:: Written exercise ::
Return all of the entries exactly, with nothing added or left out.

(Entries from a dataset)

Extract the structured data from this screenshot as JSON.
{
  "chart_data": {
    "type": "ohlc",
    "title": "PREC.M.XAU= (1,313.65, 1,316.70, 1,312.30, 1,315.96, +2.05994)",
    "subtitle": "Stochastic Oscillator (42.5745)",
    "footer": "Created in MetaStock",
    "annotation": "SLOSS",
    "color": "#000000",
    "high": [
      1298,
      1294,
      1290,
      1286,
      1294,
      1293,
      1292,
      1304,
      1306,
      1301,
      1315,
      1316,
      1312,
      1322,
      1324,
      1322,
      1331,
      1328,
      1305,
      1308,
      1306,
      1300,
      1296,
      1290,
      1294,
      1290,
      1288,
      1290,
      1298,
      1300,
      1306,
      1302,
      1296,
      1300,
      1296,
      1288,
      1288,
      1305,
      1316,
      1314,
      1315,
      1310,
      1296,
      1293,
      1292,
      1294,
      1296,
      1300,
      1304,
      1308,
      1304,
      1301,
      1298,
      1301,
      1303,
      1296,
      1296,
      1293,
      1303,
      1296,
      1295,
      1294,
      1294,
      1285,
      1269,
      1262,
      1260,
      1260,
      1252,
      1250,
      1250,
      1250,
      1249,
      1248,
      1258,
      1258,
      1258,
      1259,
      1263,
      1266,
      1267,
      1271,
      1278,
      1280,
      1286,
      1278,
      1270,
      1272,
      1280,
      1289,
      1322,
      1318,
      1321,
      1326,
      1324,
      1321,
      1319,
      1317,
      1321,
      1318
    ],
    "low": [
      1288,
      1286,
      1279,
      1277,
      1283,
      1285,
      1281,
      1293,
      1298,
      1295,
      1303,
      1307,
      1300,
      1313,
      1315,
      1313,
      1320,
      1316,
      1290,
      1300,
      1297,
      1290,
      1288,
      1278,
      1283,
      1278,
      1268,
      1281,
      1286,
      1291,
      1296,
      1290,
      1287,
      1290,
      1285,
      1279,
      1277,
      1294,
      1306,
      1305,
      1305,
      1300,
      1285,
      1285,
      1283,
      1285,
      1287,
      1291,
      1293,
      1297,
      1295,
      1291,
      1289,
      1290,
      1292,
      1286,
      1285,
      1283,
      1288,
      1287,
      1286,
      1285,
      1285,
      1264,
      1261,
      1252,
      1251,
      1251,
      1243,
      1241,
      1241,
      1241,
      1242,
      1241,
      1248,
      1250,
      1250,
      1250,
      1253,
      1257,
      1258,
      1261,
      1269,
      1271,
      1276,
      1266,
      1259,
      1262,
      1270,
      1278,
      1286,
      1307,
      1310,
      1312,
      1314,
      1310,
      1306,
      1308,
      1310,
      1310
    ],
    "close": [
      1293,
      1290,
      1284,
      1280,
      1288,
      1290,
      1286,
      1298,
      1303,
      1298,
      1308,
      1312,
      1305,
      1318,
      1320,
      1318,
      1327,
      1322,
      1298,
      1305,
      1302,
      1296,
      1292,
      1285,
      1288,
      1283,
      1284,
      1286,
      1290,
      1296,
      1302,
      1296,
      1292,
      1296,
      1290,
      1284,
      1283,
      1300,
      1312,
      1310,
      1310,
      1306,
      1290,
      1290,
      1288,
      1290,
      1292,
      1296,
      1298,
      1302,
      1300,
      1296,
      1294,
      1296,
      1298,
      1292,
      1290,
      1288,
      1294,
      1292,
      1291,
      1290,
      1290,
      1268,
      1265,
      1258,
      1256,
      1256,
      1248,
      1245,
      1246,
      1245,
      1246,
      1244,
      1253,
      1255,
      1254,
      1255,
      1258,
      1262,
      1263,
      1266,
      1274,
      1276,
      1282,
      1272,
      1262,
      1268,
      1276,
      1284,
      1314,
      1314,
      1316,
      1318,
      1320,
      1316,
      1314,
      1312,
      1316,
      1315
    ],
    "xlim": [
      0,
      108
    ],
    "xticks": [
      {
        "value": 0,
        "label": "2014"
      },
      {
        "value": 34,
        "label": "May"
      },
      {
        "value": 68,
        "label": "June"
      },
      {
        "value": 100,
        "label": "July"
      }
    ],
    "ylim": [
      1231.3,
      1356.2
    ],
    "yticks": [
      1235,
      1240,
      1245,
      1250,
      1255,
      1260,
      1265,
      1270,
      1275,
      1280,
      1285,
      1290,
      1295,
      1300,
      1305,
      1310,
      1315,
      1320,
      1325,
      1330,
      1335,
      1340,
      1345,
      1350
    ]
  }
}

:: Result of the exercise ::
Extract the structured data from this screenshot as JSON.
{
  "chart_data": {
    "type": "ohlc",
    "title": "PREC.M.XAU= (1,313.65, 1,316.70, 1,312.30, 1,315.96, +2.05994)",
    "subtitle": "Stochastic Oscillator (42.5745)",
    "footer": "Created in MetaStock",
    "annotation": "SLOSS",
    "color": "#000000",
    "high": [
      1298,
      1294,
      1290,
      1286,
      1294,
      1293,
      1292,
      1304,
      1306,
      1301,
      1315,
      1316,
      1312,
      1322,
      1324,
      1322,
      1331,
      1328,
      1305,
      1308,
      1306,
      1300,
      1296,
      1290,
      1294,
      1290,
      1288,
      1290,
      1298,
      1300,
      1306,
      1302,
      1296,
      1300,
      1296,
      1288,
      1288,
      1305,
      1316,
      1314,
      1315,
      1310,
      1296,
      1293,
      1292,
      1294,
      1296,
      1300,
      1304,
      1308,
      1304,
      1301,
      1298,
      1301,
      1303,
      1296,
      1296,
      1293,
      1303,
      1296,
      1295,
      1294,
      1294,
      1285,
      1269,
      1262,
      1260,
      1260,
      1252,
      1250,
      1250,
      1250,
      1249,
      1248,
      1258,
      1258,
      1258,
      1259,
      1263,
      1266,
      1267,
      1271,
      1278,
      1280,
      1286,
      1278,
      1270,
      1272,
      1280,
      1289,
      1322,
      1318,
      1321,
      1326,
      1324,
      1321,
      1319,
      1317,
      1321,
      1318
    ],
    "low": [
      1288,
      1286,
      1279,
      1277,
      1283,
      1285,
      1281,
      1293,
      1298,
      1295,
      1303,
      1307,
      1300,
      1313,
      1315,
      1313,
      1320,
      1316,
      1290,
      1300,
      1297,
      1290,
      1288,
      1278,
      1283,
      1278,
      1268,
      1281,
      1286,
      1291,
      1296,
      1290,
      1287,
      1290,
      1285,
      1279,
      1277,
      1294,
      1306,
      1305,
      1305,
      1300,
      1285,
      1285,
      1283,
      1285,
      1287,
      1291,
      1293,
      1297,
      1295,
      1291,
      1289,
      1290,
      1292,
      1286,
      1285,
      1283,
      1288,
      1287,
      1286,
      1285,
      1285,
      1264,
      1261,
      1252,
      1251,
      1251,
      1243,
      1241,
      1241,
      1241,
      1242,
      1241,
      1248,
      1250,
      1250,
      1250,
      1253,
      1257,
      1258,
      1261,
      1269,
      1271,
      1276,
      1266,
      1259,
      1262,
      1270,
      1278,
      1286,
      1307,
      1310,
      1312,
      1314,
      1310,
      1306,
      1308,
      1310,
      1310
    ],
    "close": [
      1293,
      1290,
      1284,
      1280,
      1288,
      1290,
      1286,
      1298,
      1303,
      1298,
      1308,
      1312,
      1305,
      1318,
      1320,
      1318,
      1327,
      1322,
      1298,
      1305,
      1302,
      1296,
      1292,
      1285,
      1288,
      1283,
      1284,
      1286,
      1290,
      1296,
      1302,
      1296,
      1292,
      1296,
      1290,
      1284,
      1283,
      1300,
      1312,
      1310,
      1310,
      1306,
      1290,
      1290,
      1288,
      1290,
      1292,
      1296,
      1298,
      1302,
      1300,
      1296,
      1294,
      1296,
      1298,
      1292,
      1290,
      1288,
      1294,
      1292,
      1291,
      1290,
      1290,
      1268,
      1265,
      1258,
      1256,
      1256,
      1248,
      1245,
      1246,
      1245,
      1246,
      1244,
      1253,
      1255,
      1254,
      1255,
      1258,
      1262,
      1263,
      1266,
      1274,
      1276,
      1282,
      1272,
      1262,
      1268,
      1276,
      1284,
      1314,
      1314,
      1316,
      1318,
      1320,
      1316,
      1314,
      1312,
      1316,
      1315
    ],
    "xlim": [
      0,
      108
    ],
    "xticks": [
      {
        "value": 0,
        "label": "2014"
      },
      {
        "value": 34,
        "label": "May"
      },
      {
        "value": 68,
        "label": "June"
      },
      {
        "value": 100,
        "label": "July"
      }
    ],
    "ylim": [
      1231.3,
      1356.2
    ],
    "yticks": [
      1235,
      1240,
      1245,
      1250,
      1255,
      1260,
      1265,
      1270,
      1275,
      1280,
      1285,
      1290,
      1295,
      1300,
      1305,
      1310,
      1315,
      1320,
      1325,
      1330,
      1335,
      1340,
      1345,
      1350
    ]
  }
}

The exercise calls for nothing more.